## BEGIN ENTRIES

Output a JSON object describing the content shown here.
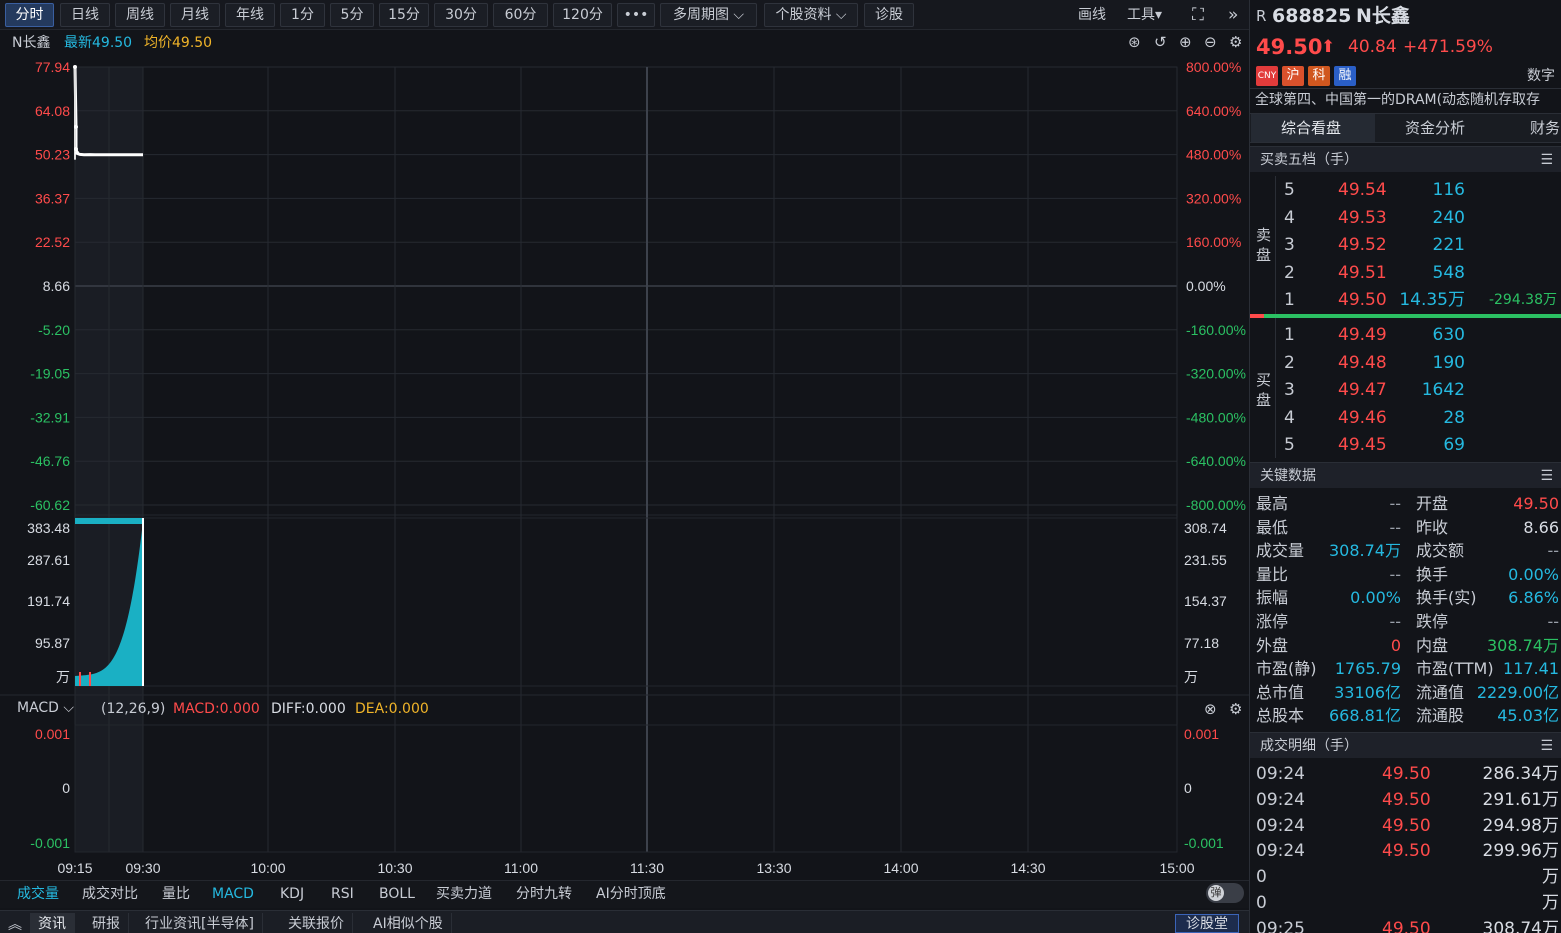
{
  "toolbar": {
    "periods": [
      "分时",
      "日线",
      "周线",
      "月线",
      "年线",
      "1分",
      "5分",
      "15分",
      "30分",
      "60分",
      "120分",
      "•••",
      "多周期图 ⌵",
      "个股资料 ⌵",
      "诊股"
    ],
    "draw": "画线",
    "tools": "工具▾",
    "fullscreen_icon": "⛶",
    "more_icon": "»"
  },
  "chart_header": {
    "name": "N长鑫",
    "latest": "最新49.50",
    "avg": "均价49.50",
    "icons": [
      "target-icon",
      "undo-icon",
      "zoom-in-icon",
      "zoom-out-icon",
      "gear-icon"
    ]
  },
  "price_axis": {
    "left": [
      "77.94",
      "64.08",
      "50.23",
      "36.37",
      "22.52",
      "8.66",
      "-5.20",
      "-19.05",
      "-32.91",
      "-46.76",
      "-60.62"
    ],
    "right": [
      "800.00%",
      "640.00%",
      "480.00%",
      "320.00%",
      "160.00%",
      "0.00%",
      "-160.00%",
      "-320.00%",
      "-480.00%",
      "-640.00%",
      "-800.00%"
    ]
  },
  "volume_axis": {
    "left": [
      "383.48",
      "287.61",
      "191.74",
      "95.87",
      "万"
    ],
    "right": [
      "308.74",
      "231.55",
      "154.37",
      "77.18",
      "万"
    ]
  },
  "macd": {
    "selector": "MACD",
    "params": "(12,26,9)",
    "macd": "MACD:0.000",
    "diff": "DIFF:0.000",
    "dea": "DEA:0.000",
    "left": [
      "0.001",
      "0",
      "-0.001"
    ],
    "right": [
      "0.001",
      "0",
      "-0.001"
    ]
  },
  "time_axis": [
    "09:15",
    "09:30",
    "10:00",
    "10:30",
    "11:00",
    "11:30",
    "13:30",
    "14:00",
    "14:30",
    "15:00"
  ],
  "chart_data": {
    "type": "line",
    "title": "",
    "xlabel": "",
    "ylabel": "",
    "ylim": [
      -60.62,
      77.94
    ],
    "x": [
      "09:15",
      "09:16",
      "09:17",
      "09:18",
      "09:19",
      "09:20",
      "09:21",
      "09:22",
      "09:23",
      "09:24",
      "09:25",
      "09:26",
      "09:27",
      "09:28",
      "09:29",
      "09:30"
    ],
    "series": [
      {
        "values": [
          77.94,
          59.0,
          52.0,
          50.8,
          50.5,
          50.3,
          50.2,
          50.23,
          50.2,
          50.2,
          50.2,
          50.2,
          50.2,
          50.2,
          50.2,
          50.2
        ]
      }
    ],
    "volume_max": 383.48,
    "volume_unit": "万"
  },
  "indicator_tabs": [
    "成交量",
    "成交对比",
    "量比",
    "MACD",
    "KDJ",
    "RSI",
    "BOLL",
    "买卖力道",
    "分时九转",
    "AI分时顶底"
  ],
  "bottom_tabs": [
    "资讯",
    "研报",
    "行业资讯[半导体]",
    "关联报价",
    "AI相似个股"
  ],
  "bottom_right": "诊股堂",
  "toggle_label": "弹",
  "quote": {
    "prefix": "R",
    "code": "688825",
    "name": "N长鑫",
    "price": "49.50",
    "arrow": "⬆",
    "change": "40.84",
    "pct": "+471.59%",
    "badges": [
      "CNY",
      "沪",
      "科",
      "融"
    ],
    "digital": "数字",
    "desc": "全球第四、中国第一的DRAM(动态随机存取存",
    "tabs": [
      "综合看盘",
      "资金分析",
      "财务"
    ]
  },
  "orderbook": {
    "title": "买卖五档（手）",
    "sell_label": [
      "卖",
      "盘"
    ],
    "buy_label": [
      "买",
      "盘"
    ],
    "sell": [
      {
        "lvl": "5",
        "price": "49.54",
        "vol": "116",
        "extra": ""
      },
      {
        "lvl": "4",
        "price": "49.53",
        "vol": "240",
        "extra": ""
      },
      {
        "lvl": "3",
        "price": "49.52",
        "vol": "221",
        "extra": ""
      },
      {
        "lvl": "2",
        "price": "49.51",
        "vol": "548",
        "extra": ""
      },
      {
        "lvl": "1",
        "price": "49.50",
        "vol": "14.35万",
        "extra": "-294.38万"
      }
    ],
    "buy": [
      {
        "lvl": "1",
        "price": "49.49",
        "vol": "630"
      },
      {
        "lvl": "2",
        "price": "49.48",
        "vol": "190"
      },
      {
        "lvl": "3",
        "price": "49.47",
        "vol": "1642"
      },
      {
        "lvl": "4",
        "price": "49.46",
        "vol": "28"
      },
      {
        "lvl": "5",
        "price": "49.45",
        "vol": "69"
      }
    ]
  },
  "keydata": {
    "title": "关键数据",
    "rows": [
      [
        {
          "k": "最高",
          "v": "--",
          "c": "gray"
        },
        {
          "k": "开盘",
          "v": "49.50",
          "c": "red"
        }
      ],
      [
        {
          "k": "最低",
          "v": "--",
          "c": "gray"
        },
        {
          "k": "昨收",
          "v": "8.66",
          "c": "white"
        }
      ],
      [
        {
          "k": "成交量",
          "v": "308.74万",
          "c": "cyan"
        },
        {
          "k": "成交额",
          "v": "--",
          "c": "gray"
        }
      ],
      [
        {
          "k": "量比",
          "v": "--",
          "c": "gray"
        },
        {
          "k": "换手",
          "v": "0.00%",
          "c": "cyan"
        }
      ],
      [
        {
          "k": "振幅",
          "v": "0.00%",
          "c": "cyan"
        },
        {
          "k": "换手(实)",
          "v": "6.86%",
          "c": "cyan"
        }
      ],
      [
        {
          "k": "涨停",
          "v": "--",
          "c": "gray"
        },
        {
          "k": "跌停",
          "v": "--",
          "c": "gray"
        }
      ],
      [
        {
          "k": "外盘",
          "v": "0",
          "c": "red"
        },
        {
          "k": "内盘",
          "v": "308.74万",
          "c": "green"
        }
      ],
      [
        {
          "k": "市盈(静)",
          "v": "1765.79",
          "c": "cyan"
        },
        {
          "k": "市盈(TTM)",
          "v": "117.41",
          "c": "cyan"
        }
      ],
      [
        {
          "k": "总市值",
          "v": "33106亿",
          "c": "cyan"
        },
        {
          "k": "流通值",
          "v": "2229.00亿",
          "c": "cyan"
        }
      ],
      [
        {
          "k": "总股本",
          "v": "668.81亿",
          "c": "cyan"
        },
        {
          "k": "流通股",
          "v": "45.03亿",
          "c": "cyan"
        }
      ]
    ]
  },
  "trades": {
    "title": "成交明细（手）",
    "rows": [
      {
        "t": "09:24",
        "p": "49.50",
        "v": "286.34万"
      },
      {
        "t": "09:24",
        "p": "49.50",
        "v": "291.61万"
      },
      {
        "t": "09:24",
        "p": "49.50",
        "v": "294.98万"
      },
      {
        "t": "09:24",
        "p": "49.50",
        "v": "299.96万"
      },
      {
        "t": "0",
        "p": "",
        "v": "万"
      },
      {
        "t": "0",
        "p": "",
        "v": "万"
      },
      {
        "t": "09:25",
        "p": "49.50",
        "v": "308.74万"
      }
    ]
  },
  "colors": {
    "up": "#ff4b4b",
    "down": "#2bc163",
    "volume": "#1ab0c4",
    "accent": "#25b9e0",
    "avg": "#f0b429"
  }
}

## END ENTRIES

→ TASK GOAL
Copy the data word for word. Pictures do not go in the copy.

→ ANSWER TO THE TASK
Output a JSON object describing the content shown here.
{
  "toolbar": {
    "periods": [
      "分时",
      "日线",
      "周线",
      "月线",
      "年线",
      "1分",
      "5分",
      "15分",
      "30分",
      "60分",
      "120分",
      "•••",
      "多周期图 ⌵",
      "个股资料 ⌵",
      "诊股"
    ],
    "draw": "画线",
    "tools": "工具▾",
    "fullscreen_icon": "⛶",
    "more_icon": "»"
  },
  "chart_header": {
    "name": "N长鑫",
    "latest": "最新49.50",
    "avg": "均价49.50",
    "icons": [
      "target-icon",
      "undo-icon",
      "zoom-in-icon",
      "zoom-out-icon",
      "gear-icon"
    ]
  },
  "price_axis": {
    "left": [
      "77.94",
      "64.08",
      "50.23",
      "36.37",
      "22.52",
      "8.66",
      "-5.20",
      "-19.05",
      "-32.91",
      "-46.76",
      "-60.62"
    ],
    "right": [
      "800.00%",
      "640.00%",
      "480.00%",
      "320.00%",
      "160.00%",
      "0.00%",
      "-160.00%",
      "-320.00%",
      "-480.00%",
      "-640.00%",
      "-800.00%"
    ]
  },
  "volume_axis": {
    "left": [
      "383.48",
      "287.61",
      "191.74",
      "95.87",
      "万"
    ],
    "right": [
      "308.74",
      "231.55",
      "154.37",
      "77.18",
      "万"
    ]
  },
  "macd": {
    "selector": "MACD",
    "params": "(12,26,9)",
    "macd": "MACD:0.000",
    "diff": "DIFF:0.000",
    "dea": "DEA:0.000",
    "left": [
      "0.001",
      "0",
      "-0.001"
    ],
    "right": [
      "0.001",
      "0",
      "-0.001"
    ]
  },
  "time_axis": [
    "09:15",
    "09:30",
    "10:00",
    "10:30",
    "11:00",
    "11:30",
    "13:30",
    "14:00",
    "14:30",
    "15:00"
  ],
  "chart_data": {
    "type": "line",
    "title": "",
    "xlabel": "",
    "ylabel": "",
    "ylim": [
      -60.62,
      77.94
    ],
    "x": [
      "09:15",
      "09:16",
      "09:17",
      "09:18",
      "09:19",
      "09:20",
      "09:21",
      "09:22",
      "09:23",
      "09:24",
      "09:25",
      "09:26",
      "09:27",
      "09:28",
      "09:29",
      "09:30"
    ],
    "series": [
      {
        "values": [
          77.94,
          59.0,
          52.0,
          50.8,
          50.5,
          50.3,
          50.2,
          50.23,
          50.2,
          50.2,
          50.2,
          50.2,
          50.2,
          50.2,
          50.2,
          50.2
        ]
      }
    ],
    "volume_max": 383.48,
    "volume_unit": "万"
  },
  "indicator_tabs": [
    "成交量",
    "成交对比",
    "量比",
    "MACD",
    "KDJ",
    "RSI",
    "BOLL",
    "买卖力道",
    "分时九转",
    "AI分时顶底"
  ],
  "bottom_tabs": [
    "资讯",
    "研报",
    "行业资讯[半导体]",
    "关联报价",
    "AI相似个股"
  ],
  "bottom_right": "诊股堂",
  "toggle_label": "弹",
  "quote": {
    "prefix": "R",
    "code": "688825",
    "name": "N长鑫",
    "price": "49.50",
    "arrow": "⬆",
    "change": "40.84",
    "pct": "+471.59%",
    "badges": [
      "CNY",
      "沪",
      "科",
      "融"
    ],
    "digital": "数字",
    "desc": "全球第四、中国第一的DRAM(动态随机存取存",
    "tabs": [
      "综合看盘",
      "资金分析",
      "财务"
    ]
  },
  "orderbook": {
    "title": "买卖五档（手）",
    "sell_label": [
      "卖",
      "盘"
    ],
    "buy_label": [
      "买",
      "盘"
    ],
    "sell": [
      {
        "lvl": "5",
        "price": "49.54",
        "vol": "116",
        "extra": ""
      },
      {
        "lvl": "4",
        "price": "49.53",
        "vol": "240",
        "extra": ""
      },
      {
        "lvl": "3",
        "price": "49.52",
        "vol": "221",
        "extra": ""
      },
      {
        "lvl": "2",
        "price": "49.51",
        "vol": "548",
        "extra": ""
      },
      {
        "lvl": "1",
        "price": "49.50",
        "vol": "14.35万",
        "extra": "-294.38万"
      }
    ],
    "buy": [
      {
        "lvl": "1",
        "price": "49.49",
        "vol": "630"
      },
      {
        "lvl": "2",
        "price": "49.48",
        "vol": "190"
      },
      {
        "lvl": "3",
        "price": "49.47",
        "vol": "1642"
      },
      {
        "lvl": "4",
        "price": "49.46",
        "vol": "28"
      },
      {
        "lvl": "5",
        "price": "49.45",
        "vol": "69"
      }
    ]
  },
  "keydata": {
    "title": "关键数据",
    "rows": [
      [
        {
          "k": "最高",
          "v": "--",
          "c": "gray"
        },
        {
          "k": "开盘",
          "v": "49.50",
          "c": "red"
        }
      ],
      [
        {
          "k": "最低",
          "v": "--",
          "c": "gray"
        },
        {
          "k": "昨收",
          "v": "8.66",
          "c": "white"
        }
      ],
      [
        {
          "k": "成交量",
          "v": "308.74万",
          "c": "cyan"
        },
        {
          "k": "成交额",
          "v": "--",
          "c": "gray"
        }
      ],
      [
        {
          "k": "量比",
          "v": "--",
          "c": "gray"
        },
        {
          "k": "换手",
          "v": "0.00%",
          "c": "cyan"
        }
      ],
      [
        {
          "k": "振幅",
          "v": "0.00%",
          "c": "cyan"
        },
        {
          "k": "换手(实)",
          "v": "6.86%",
          "c": "cyan"
        }
      ],
      [
        {
          "k": "涨停",
          "v": "--",
          "c": "gray"
        },
        {
          "k": "跌停",
          "v": "--",
          "c": "gray"
        }
      ],
      [
        {
          "k": "外盘",
          "v": "0",
          "c": "red"
        },
        {
          "k": "内盘",
          "v": "308.74万",
          "c": "green"
        }
      ],
      [
        {
          "k": "市盈(静)",
          "v": "1765.79",
          "c": "cyan"
        },
        {
          "k": "市盈(TTM)",
          "v": "117.41",
          "c": "cyan"
        }
      ],
      [
        {
          "k": "总市值",
          "v": "33106亿",
          "c": "cyan"
        },
        {
          "k": "流通值",
          "v": "2229.00亿",
          "c": "cyan"
        }
      ],
      [
        {
          "k": "总股本",
          "v": "668.81亿",
          "c": "cyan"
        },
        {
          "k": "流通股",
          "v": "45.03亿",
          "c": "cyan"
        }
      ]
    ]
  },
  "trades": {
    "title": "成交明细（手）",
    "rows": [
      {
        "t": "09:24",
        "p": "49.50",
        "v": "286.34万"
      },
      {
        "t": "09:24",
        "p": "49.50",
        "v": "291.61万"
      },
      {
        "t": "09:24",
        "p": "49.50",
        "v": "294.98万"
      },
      {
        "t": "09:24",
        "p": "49.50",
        "v": "299.96万"
      },
      {
        "t": "0",
        "p": "",
        "v": "万"
      },
      {
        "t": "0",
        "p": "",
        "v": "万"
      },
      {
        "t": "09:25",
        "p": "49.50",
        "v": "308.74万"
      }
    ]
  },
  "colors": {
    "up": "#ff4b4b",
    "down": "#2bc163",
    "volume": "#1ab0c4",
    "accent": "#25b9e0",
    "avg": "#f0b429"
  }
}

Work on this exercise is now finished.